対象本文:
-- -- --

中村 博
順天堂大学医学部附属浦安病院 病理診断科
【はじめに】
第111回日本病理組織技術学会では精度管理事業としてEVG染色をテーマにした。 EVG染色は弾性線維と膠原線維を染め分けが可能なことから血管系の種類の同定、血管系病変の認識、癌細胞の脈管侵襲の有無の同定に必要不可欠な染色法である。今回はEVG染色の標準化、精度向上を目的として47施設のご協力を頂き現状を調査した。
【方法】
今回の精度管理では10%緩衝ホルマリン溶液で固定して作製したブタ肝臓のパラフィンブロックを配布し、 各施設で行っているEVG染色を実施していただき、同時に自施設で使用している試薬、試薬の処方、染色手順に関するアンケート調査を返信していただいた。
【評価】
①核の染色性 ②弾性線維の染色性 ③膠原線維の染色性 ④細胞質、 筋線維、 赤血球の染色性についての4項目を3段階(3:良好、2:軽度の濃染あるいは淡染、1:高度の濃染あるいは淡染)で評価を行い、その他に染色に関連したアーチファクトを減点方式にて評価を行い、総合評価は優:12点、良:11~9点、可:8~7点、不可:6点以下とした。

-- -- --

出典データ:
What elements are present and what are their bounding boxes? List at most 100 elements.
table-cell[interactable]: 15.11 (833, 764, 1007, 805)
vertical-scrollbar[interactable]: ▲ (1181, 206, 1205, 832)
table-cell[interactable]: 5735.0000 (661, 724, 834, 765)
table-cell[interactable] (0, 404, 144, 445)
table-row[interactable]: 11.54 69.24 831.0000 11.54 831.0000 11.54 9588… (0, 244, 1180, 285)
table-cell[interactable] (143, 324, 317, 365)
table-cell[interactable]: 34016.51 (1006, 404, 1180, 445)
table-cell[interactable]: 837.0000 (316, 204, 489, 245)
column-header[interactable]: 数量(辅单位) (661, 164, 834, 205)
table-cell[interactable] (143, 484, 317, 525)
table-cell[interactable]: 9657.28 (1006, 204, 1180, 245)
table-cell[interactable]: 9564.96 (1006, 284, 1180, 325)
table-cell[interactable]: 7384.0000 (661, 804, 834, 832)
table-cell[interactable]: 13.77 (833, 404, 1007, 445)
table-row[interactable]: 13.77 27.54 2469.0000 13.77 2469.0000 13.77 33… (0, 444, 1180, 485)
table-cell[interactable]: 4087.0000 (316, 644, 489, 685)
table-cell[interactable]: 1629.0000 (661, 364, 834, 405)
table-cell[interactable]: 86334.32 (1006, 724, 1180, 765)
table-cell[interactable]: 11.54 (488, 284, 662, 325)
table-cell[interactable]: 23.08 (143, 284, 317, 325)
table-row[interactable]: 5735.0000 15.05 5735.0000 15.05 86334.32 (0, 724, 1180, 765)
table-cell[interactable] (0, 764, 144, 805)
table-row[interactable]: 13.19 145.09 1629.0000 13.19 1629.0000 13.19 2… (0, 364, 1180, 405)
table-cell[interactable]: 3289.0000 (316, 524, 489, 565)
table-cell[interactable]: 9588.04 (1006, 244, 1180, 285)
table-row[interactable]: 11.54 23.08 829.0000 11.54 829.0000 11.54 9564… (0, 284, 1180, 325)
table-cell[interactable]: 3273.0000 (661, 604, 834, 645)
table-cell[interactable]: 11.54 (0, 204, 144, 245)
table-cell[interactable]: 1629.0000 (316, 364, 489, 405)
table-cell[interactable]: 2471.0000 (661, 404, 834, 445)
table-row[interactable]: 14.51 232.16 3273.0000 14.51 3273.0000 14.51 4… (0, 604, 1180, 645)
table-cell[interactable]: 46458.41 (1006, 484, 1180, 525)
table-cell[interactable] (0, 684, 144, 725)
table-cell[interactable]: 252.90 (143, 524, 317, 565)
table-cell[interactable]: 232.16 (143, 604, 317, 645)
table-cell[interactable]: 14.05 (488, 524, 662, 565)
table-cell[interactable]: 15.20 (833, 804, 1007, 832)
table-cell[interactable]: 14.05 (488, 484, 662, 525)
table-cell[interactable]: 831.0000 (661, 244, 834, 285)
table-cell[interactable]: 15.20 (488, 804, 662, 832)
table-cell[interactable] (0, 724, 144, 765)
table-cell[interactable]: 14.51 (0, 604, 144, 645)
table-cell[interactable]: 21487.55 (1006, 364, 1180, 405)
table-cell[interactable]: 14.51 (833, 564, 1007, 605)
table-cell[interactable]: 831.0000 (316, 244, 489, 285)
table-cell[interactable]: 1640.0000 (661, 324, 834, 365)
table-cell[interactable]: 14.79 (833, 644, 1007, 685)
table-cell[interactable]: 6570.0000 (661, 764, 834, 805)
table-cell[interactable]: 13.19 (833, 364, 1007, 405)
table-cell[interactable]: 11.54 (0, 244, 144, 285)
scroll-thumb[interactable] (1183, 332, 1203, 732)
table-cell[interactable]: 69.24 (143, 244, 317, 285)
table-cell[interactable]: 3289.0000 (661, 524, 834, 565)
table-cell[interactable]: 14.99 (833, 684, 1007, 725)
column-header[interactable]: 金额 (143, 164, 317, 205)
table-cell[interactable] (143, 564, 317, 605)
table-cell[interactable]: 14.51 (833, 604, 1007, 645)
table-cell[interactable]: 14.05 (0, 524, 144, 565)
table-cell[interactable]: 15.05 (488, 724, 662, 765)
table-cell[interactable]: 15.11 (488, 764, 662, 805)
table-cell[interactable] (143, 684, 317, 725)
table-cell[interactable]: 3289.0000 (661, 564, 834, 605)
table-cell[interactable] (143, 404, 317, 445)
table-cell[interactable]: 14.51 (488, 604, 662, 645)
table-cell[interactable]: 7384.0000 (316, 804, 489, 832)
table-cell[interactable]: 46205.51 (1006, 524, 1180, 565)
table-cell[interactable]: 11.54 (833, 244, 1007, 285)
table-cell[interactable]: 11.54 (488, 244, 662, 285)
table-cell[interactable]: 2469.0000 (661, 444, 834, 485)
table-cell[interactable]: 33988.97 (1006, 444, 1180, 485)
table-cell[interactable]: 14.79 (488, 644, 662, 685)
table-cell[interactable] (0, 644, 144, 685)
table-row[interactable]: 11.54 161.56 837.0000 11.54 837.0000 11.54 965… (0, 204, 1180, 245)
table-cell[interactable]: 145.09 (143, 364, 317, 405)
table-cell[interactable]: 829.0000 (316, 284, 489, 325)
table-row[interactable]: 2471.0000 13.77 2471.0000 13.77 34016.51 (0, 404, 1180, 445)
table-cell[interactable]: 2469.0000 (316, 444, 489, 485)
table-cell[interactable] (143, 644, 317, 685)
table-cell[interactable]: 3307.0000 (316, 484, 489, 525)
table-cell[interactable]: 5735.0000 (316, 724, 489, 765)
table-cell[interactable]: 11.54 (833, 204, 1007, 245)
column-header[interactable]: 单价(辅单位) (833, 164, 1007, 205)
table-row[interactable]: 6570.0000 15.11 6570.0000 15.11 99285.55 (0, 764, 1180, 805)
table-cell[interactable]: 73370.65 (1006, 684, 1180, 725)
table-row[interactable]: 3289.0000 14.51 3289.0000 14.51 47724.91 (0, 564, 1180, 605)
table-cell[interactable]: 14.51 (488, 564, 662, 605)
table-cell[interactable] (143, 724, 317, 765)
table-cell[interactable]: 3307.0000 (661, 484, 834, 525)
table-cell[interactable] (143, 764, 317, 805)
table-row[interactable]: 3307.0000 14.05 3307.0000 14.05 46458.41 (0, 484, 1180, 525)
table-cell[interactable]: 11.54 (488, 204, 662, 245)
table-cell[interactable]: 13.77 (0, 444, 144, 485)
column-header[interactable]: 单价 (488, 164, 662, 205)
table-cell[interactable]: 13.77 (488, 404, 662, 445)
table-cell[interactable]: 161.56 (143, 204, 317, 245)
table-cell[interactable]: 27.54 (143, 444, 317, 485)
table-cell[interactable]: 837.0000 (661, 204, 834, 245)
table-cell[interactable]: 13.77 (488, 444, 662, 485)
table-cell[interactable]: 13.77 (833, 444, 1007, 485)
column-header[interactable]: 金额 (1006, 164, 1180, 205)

-- -- --

EVG染色の精度管理についての本文を、最後の文の後から引き継いで書き進めてもらえますか。

演習の解答:
【結果】
総合評価は優:7施設、良:36施設、可:4施設であった。用手法で染色している施設は44施設(94%)自動染色機で染色している施設は3施設(6%)であった。レゾルシンフクシン液は全施設が市販品を使用していた。ヘマトキシリン液は自家調整が22施設(47%)、市販品23施設(49%)未記載2施設であった。ワンギーソン液は自家調整21施設(45%)、市販品22施設(47%)、半自家調整3施設(6%)、未記載1施設(2%)であった。
【まとめ】
多くの施設が優、良の評価で良好な結果であった。可の4施設は各染色工程後の分別操作の不足が考えられるため、分別操作を適切に行うことで改善が見込まれる。